→ The task
Pictures are not part of the copy; repeat everything else in the records exactly.

→ Input
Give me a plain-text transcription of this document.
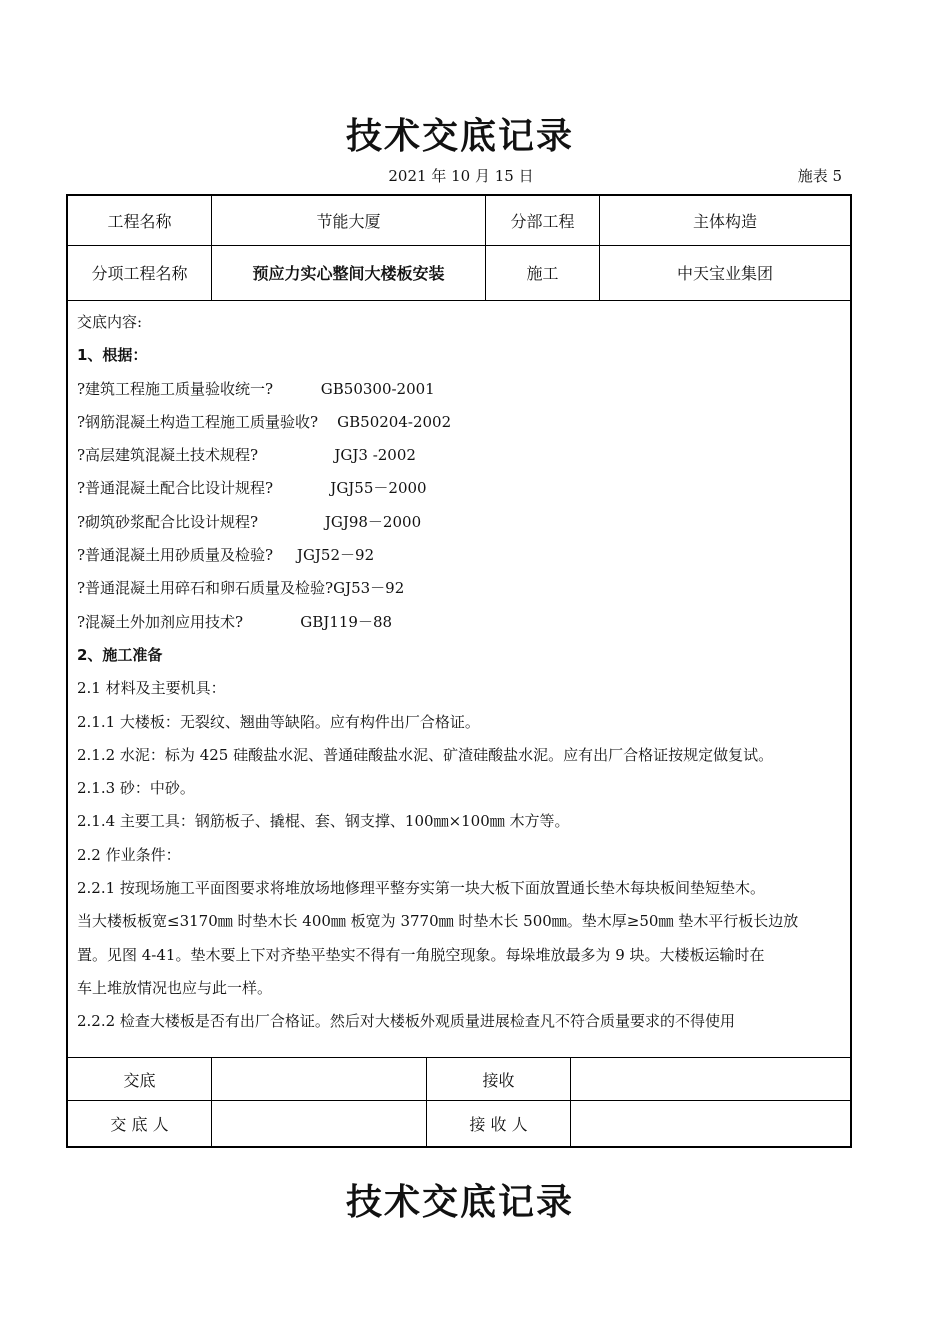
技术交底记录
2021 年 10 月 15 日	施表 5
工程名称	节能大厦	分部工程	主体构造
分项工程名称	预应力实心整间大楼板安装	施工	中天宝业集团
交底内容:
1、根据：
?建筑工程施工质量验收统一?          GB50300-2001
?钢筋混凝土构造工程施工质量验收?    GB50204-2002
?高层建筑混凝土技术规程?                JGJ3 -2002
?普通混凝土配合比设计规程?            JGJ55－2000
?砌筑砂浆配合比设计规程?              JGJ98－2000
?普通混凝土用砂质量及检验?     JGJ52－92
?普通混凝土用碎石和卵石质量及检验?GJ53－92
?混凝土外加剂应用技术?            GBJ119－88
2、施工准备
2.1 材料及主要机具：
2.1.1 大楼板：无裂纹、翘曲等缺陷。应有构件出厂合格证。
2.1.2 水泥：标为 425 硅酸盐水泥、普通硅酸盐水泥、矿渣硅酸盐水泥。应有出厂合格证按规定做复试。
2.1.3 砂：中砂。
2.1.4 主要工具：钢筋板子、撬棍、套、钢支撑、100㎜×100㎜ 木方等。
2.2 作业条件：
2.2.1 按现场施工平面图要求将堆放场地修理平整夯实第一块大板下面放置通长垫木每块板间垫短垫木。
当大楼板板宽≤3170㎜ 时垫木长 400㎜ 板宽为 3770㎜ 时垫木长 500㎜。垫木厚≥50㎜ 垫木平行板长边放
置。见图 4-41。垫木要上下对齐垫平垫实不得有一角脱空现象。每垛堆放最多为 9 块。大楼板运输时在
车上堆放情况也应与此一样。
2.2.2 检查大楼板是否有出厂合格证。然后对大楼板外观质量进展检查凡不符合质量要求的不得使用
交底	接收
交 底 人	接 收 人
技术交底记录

→ The output
Give me a plain-text transcription of this document.
技术交底记录
2021 年 10 月 15 日	施表 5
工程名称	节能大厦	分部工程	主体构造
分项工程名称	预应力实心整间大楼板安装	施工	中天宝业集团
交底内容:
1、根据：
?建筑工程施工质量验收统一?          GB50300-2001
?钢筋混凝土构造工程施工质量验收?    GB50204-2002
?高层建筑混凝土技术规程?                JGJ3 -2002
?普通混凝土配合比设计规程?            JGJ55－2000
?砌筑砂浆配合比设计规程?              JGJ98－2000
?普通混凝土用砂质量及检验?     JGJ52－92
?普通混凝土用碎石和卵石质量及检验?GJ53－92
?混凝土外加剂应用技术?            GBJ119－88
2、施工准备
2.1 材料及主要机具：
2.1.1 大楼板：无裂纹、翘曲等缺陷。应有构件出厂合格证。
2.1.2 水泥：标为 425 硅酸盐水泥、普通硅酸盐水泥、矿渣硅酸盐水泥。应有出厂合格证按规定做复试。
2.1.3 砂：中砂。
2.1.4 主要工具：钢筋板子、撬棍、套、钢支撑、100㎜×100㎜ 木方等。
2.2 作业条件：
2.2.1 按现场施工平面图要求将堆放场地修理平整夯实第一块大板下面放置通长垫木每块板间垫短垫木。
当大楼板板宽≤3170㎜ 时垫木长 400㎜ 板宽为 3770㎜ 时垫木长 500㎜。垫木厚≥50㎜ 垫木平行板长边放
置。见图 4-41。垫木要上下对齐垫平垫实不得有一角脱空现象。每垛堆放最多为 9 块。大楼板运输时在
车上堆放情况也应与此一样。
2.2.2 检查大楼板是否有出厂合格证。然后对大楼板外观质量进展检查凡不符合质量要求的不得使用
交底	接收
交 底 人	接 收 人
技术交底记录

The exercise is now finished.